Copy out the data exactly, leaving the pictures behind.

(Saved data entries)

————

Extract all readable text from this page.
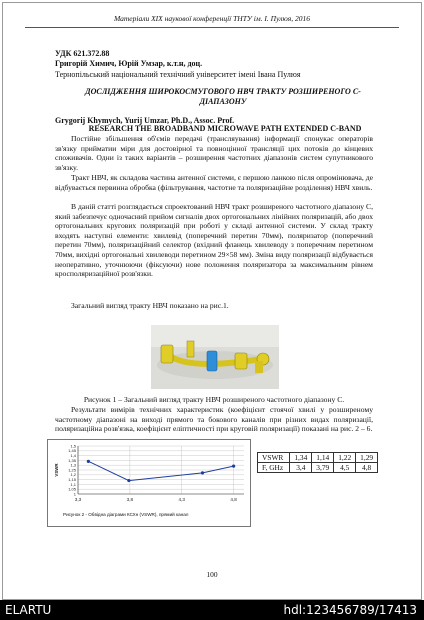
Матеріали ХІХ наукової конференції ТНТУ ім. І. Пулюя, 2016
УДК 621.372.88
Григорій Химич, Юрій Умзар, к.т.н, доц.
Тернопільський національний технічний університет імені Івана Пулюя
ДОСЛІДЖЕННЯ ШИРОКОСМУГОВОГО НВЧ ТРАКТУ РОЗШИРЕНОГО С-ДІАПАЗОНУ
Grygorij Khymych, Yurij Umzar, Ph.D., Assoc. Prof.
RESEARCH THE BROADBAND MICROWAVE PATH EXTENDED C-BAND
Постійне збільшення об'ємів передачі (трансляування) інформації спонукає операторів зв'язку прийматии міри для достовірної та повноцінної трансляції цих потоків до кінцевих споживачів. Одни із таких варіантів – розширення частотних діапазонів систем супутникового зв'язку.
Тракт НВЧ, як складова частина антенної системи, є першою ланкою після опромінювача, де відбувається первинна обробка (фільтрування, частотне та поляризаційне розділення) НВЧ хвиль.
В даній статті розглядається спроектований НВЧ тракт розширеного частотного діапазону С, який забезпечує одночасний прийом сигналів двох ортогональних лінійних поляризацій, або двох ортогональних кругових поляризацій при роботі у складі антенної системи. У склад тракту входять наступні елементи: хвилевід (поперечний перетин 70мм), поляризатор (поперечний перетин 70мм), поляризаційний селектор (вхідний фланець хвилеводу з поперечним перетином 70мм, вихідні ортогональні хвилеводи перетином 29×58 мм). Зміна виду поляризації відбувається неоперативно, уточнюючи (фіксуючи) нове положення поляризатора за максимальним рівнем кросполяризаційної розв'язки.
Загальний вигляд тракту НВЧ показано на рис.1.
Рисунок 1 – Загальний вигляд тракту НВЧ розширеного частотного діапазону С.
Результати вимірів технічних характеристик (коефіцієнт стоячої хвилі у розширеному частотному діапазоні на виході прямого та бокового каналів при різних видах поляризації, поляризаційна розв'язка, коефіцієнт еліптичності при круговій поляризації) показані на рис. 2 – 6.
1
1,05
1,1
1,15
1,2
1,25
1,3
1,35
1,4
1,45
1,5
3,3	3,8	4,3	4,8
VSWR
Рисунок 2 - Обвідна діаграми КСХн (VSWR), прямий канал
VSWR	1,34	1,14	1,22	1,29
F, GHz	3,4	3,79	4,5	4,8
100
ELARTU	hdl:123456789/17413
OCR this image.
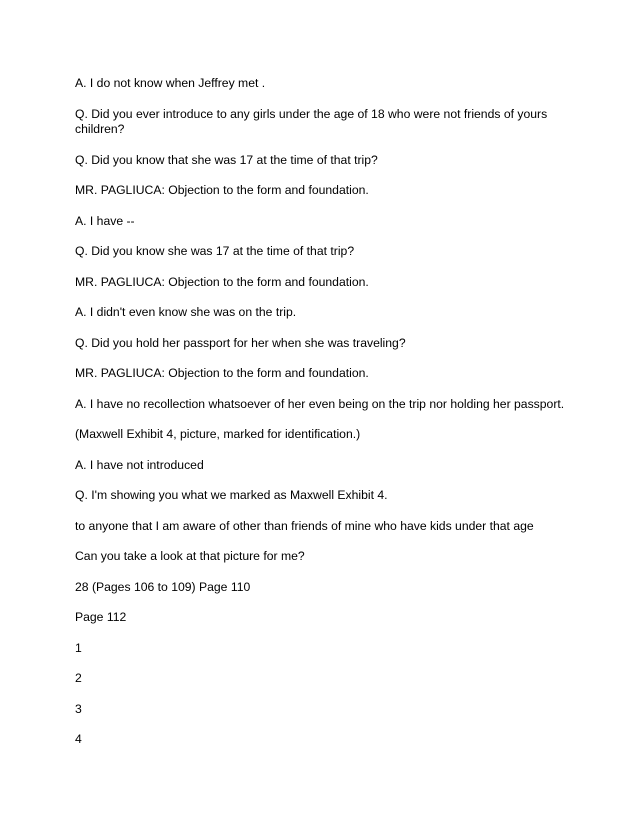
A. I do not know when Jeffrey met .

Q. Did you ever introduce to any girls under the age of 18 who were not friends of yours children?

Q. Did you know that she was 17 at the time of that trip?

MR. PAGLIUCA: Objection to the form and foundation.

A. I have --

Q. Did you know she was 17 at the time of that trip?

MR. PAGLIUCA: Objection to the form and foundation.

A. I didn't even know she was on the trip.

Q. Did you hold her passport for her when she was traveling?

MR. PAGLIUCA: Objection to the form and foundation.

A. I have no recollection whatsoever of her even being on the trip nor holding her passport.

(Maxwell Exhibit 4, picture, marked for identification.)

A. I have not introduced

Q. I'm showing you what we marked as Maxwell Exhibit 4.

to anyone that I am aware of other than friends of mine who have kids under that age

Can you take a look at that picture for me?

28 (Pages 106 to 109) Page 110

Page 112

1

2

3

4
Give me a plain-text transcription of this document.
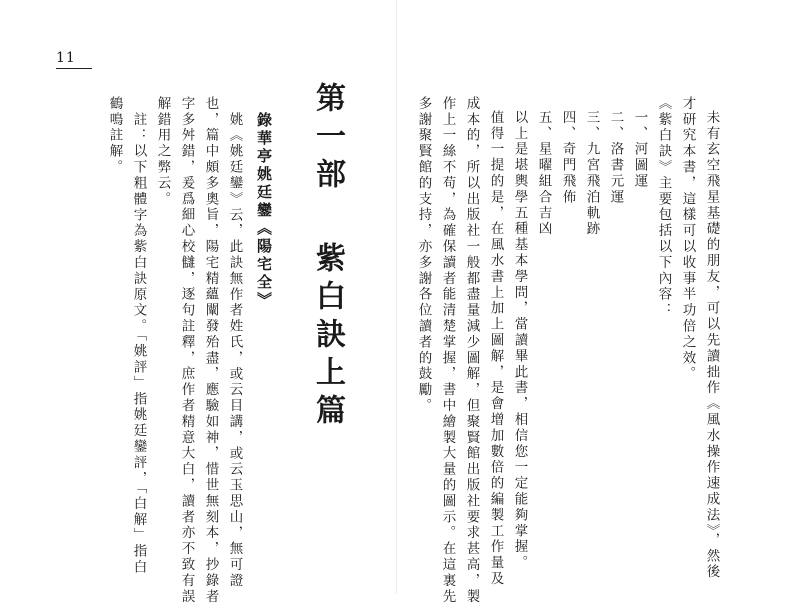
11
第一部紫白訣上篇
錄華亭姚廷鑾《陽宅全》
姚《姚廷鑾》云，此訣無作者姓氏，或云目講，或云玉思山，無可證
也，篇中頗多奧旨，陽宅精蘊闡發殆盡，應驗如神，惜世無刻本，抄錄者
字多舛錯，爰爲細心校讎，逐句註釋，庶作者精意大白，讀者亦不致有誤
解錯用之弊云。
註：以下粗體字為紫白訣原文。「姚評」指姚廷鑾評，「白解」指白
鶴鳴註解。	未有玄空飛星基礎的朋友，可以先讀拙作《風水操作速成法》，然後
才研究本書，這樣可以收事半功倍之效。
《紫白訣》主要包括以下內容：
一、河圖運
二、洛書元運
三、九宮飛泊軌跡
四、奇門飛佈
五、星曜組合吉凶
以上是堪輿學五種基本學問，當讀畢此書，相信您一定能夠掌握。
值得一提的是，在風水書上加上圖解，是會增加數倍的編製工作量及
成本的，所以出版社一般都盡量減少圖解，但聚賢館出版社要求甚高，製
作上一絲不苟，為確保讀者能清楚掌握，書中繪製大量的圖示。在這裏先
多謝聚賢館的支持，亦多謝各位讀者的鼓勵。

————

## RESULT OF THE TASK
Extract all readable text from this page.
Матеріали ХІХ наукової конференції ТНТУ ім. І. Пулюя, 2016
УДК 621.372.88
Григорій Химич, Юрій Умзар, к.т.н, доц.
Тернопільський національний технічний університет імені Івана Пулюя
ДОСЛІДЖЕННЯ ШИРОКОСМУГОВОГО НВЧ ТРАКТУ РОЗШИРЕНОГО С-ДІАПАЗОНУ
Grygorij Khymych, Yurij Umzar, Ph.D., Assoc. Prof.
RESEARCH THE BROADBAND MICROWAVE PATH EXTENDED C-BAND
Постійне збільшення об'ємів передачі (трансляування) інформації спонукає операторів зв'язку прийматии міри для достовірної та повноцінної трансляції цих потоків до кінцевих споживачів. Одни із таких варіантів – розширення частотних діапазонів систем супутникового зв'язку.
Тракт НВЧ, як складова частина антенної системи, є першою ланкою після опромінювача, де відбувається первинна обробка (фільтрування, частотне та поляризаційне розділення) НВЧ хвиль.
В даній статті розглядається спроектований НВЧ тракт розширеного частотного діапазону С, який забезпечує одночасний прийом сигналів двох ортогональних лінійних поляризацій, або двох ортогональних кругових поляризацій при роботі у складі антенної системи. У склад тракту входять наступні елементи: хвилевід (поперечний перетин 70мм), поляризатор (поперечний перетин 70мм), поляризаційний селектор (вхідний фланець хвилеводу з поперечним перетином 70мм, вихідні ортогональні хвилеводи перетином 29×58 мм). Зміна виду поляризації відбувається неоперативно, уточнюючи (фіксуючи) нове положення поляризатора за максимальним рівнем кросполяризаційної розв'язки.
Загальний вигляд тракту НВЧ показано на рис.1.
Рисунок 1 – Загальний вигляд тракту НВЧ розширеного частотного діапазону С.
Результати вимірів технічних характеристик (коефіцієнт стоячої хвилі у розширеному частотному діапазоні на виході прямого та бокового каналів при різних видах поляризації, поляризаційна розв'язка, коефіцієнт еліптичності при круговій поляризації) показані на рис. 2 – 6.
1
1,05
1,1
1,15
1,2
1,25
1,3
1,35
1,4
1,45
1,5
3,3	3,8	4,3	4,8
VSWR
Рисунок 2 - Обвідна діаграми КСХн (VSWR), прямий канал
VSWR	1,34	1,14	1,22	1,29
F, GHz	3,4	3,79	4,5	4,8
100
ELARTU	hdl:123456789/17413
OCR this image.
A. I do not know when Jeffrey met .

Q. Did you ever introduce to any girls under the age of 18 who were not friends of yours children?

Q. Did you know that she was 17 at the time of that trip?

MR. PAGLIUCA: Objection to the form and foundation.

A. I have --

Q. Did you know she was 17 at the time of that trip?

MR. PAGLIUCA: Objection to the form and foundation.

A. I didn't even know she was on the trip.

Q. Did you hold her passport for her when she was traveling?

MR. PAGLIUCA: Objection to the form and foundation.

A. I have no recollection whatsoever of her even being on the trip nor holding her passport.

(Maxwell Exhibit 4, picture, marked for identification.)

A. I have not introduced

Q. I'm showing you what we marked as Maxwell Exhibit 4.

to anyone that I am aware of other than friends of mine who have kids under that age

Can you take a look at that picture for me?

28 (Pages 106 to 109) Page 110

Page 112

1

2

3

4
Give me a plain-text transcription of this document.
11
第一部紫白訣上篇
錄華亭姚廷鑾《陽宅全》
姚《姚廷鑾》云，此訣無作者姓氏，或云目講，或云玉思山，無可證
也，篇中頗多奧旨，陽宅精蘊闡發殆盡，應驗如神，惜世無刻本，抄錄者
字多舛錯，爰爲細心校讎，逐句註釋，庶作者精意大白，讀者亦不致有誤
解錯用之弊云。
註：以下粗體字為紫白訣原文。「姚評」指姚廷鑾評，「白解」指白
鶴鳴註解。	未有玄空飛星基礎的朋友，可以先讀拙作《風水操作速成法》，然後
才研究本書，這樣可以收事半功倍之效。
《紫白訣》主要包括以下內容：
一、河圖運
二、洛書元運
三、九宮飛泊軌跡
四、奇門飛佈
五、星曜組合吉凶
以上是堪輿學五種基本學問，當讀畢此書，相信您一定能夠掌握。
值得一提的是，在風水書上加上圖解，是會增加數倍的編製工作量及
成本的，所以出版社一般都盡量減少圖解，但聚賢館出版社要求甚高，製
作上一絲不苟，為確保讀者能清楚掌握，書中繪製大量的圖示。在這裏先
多謝聚賢館的支持，亦多謝各位讀者的鼓勵。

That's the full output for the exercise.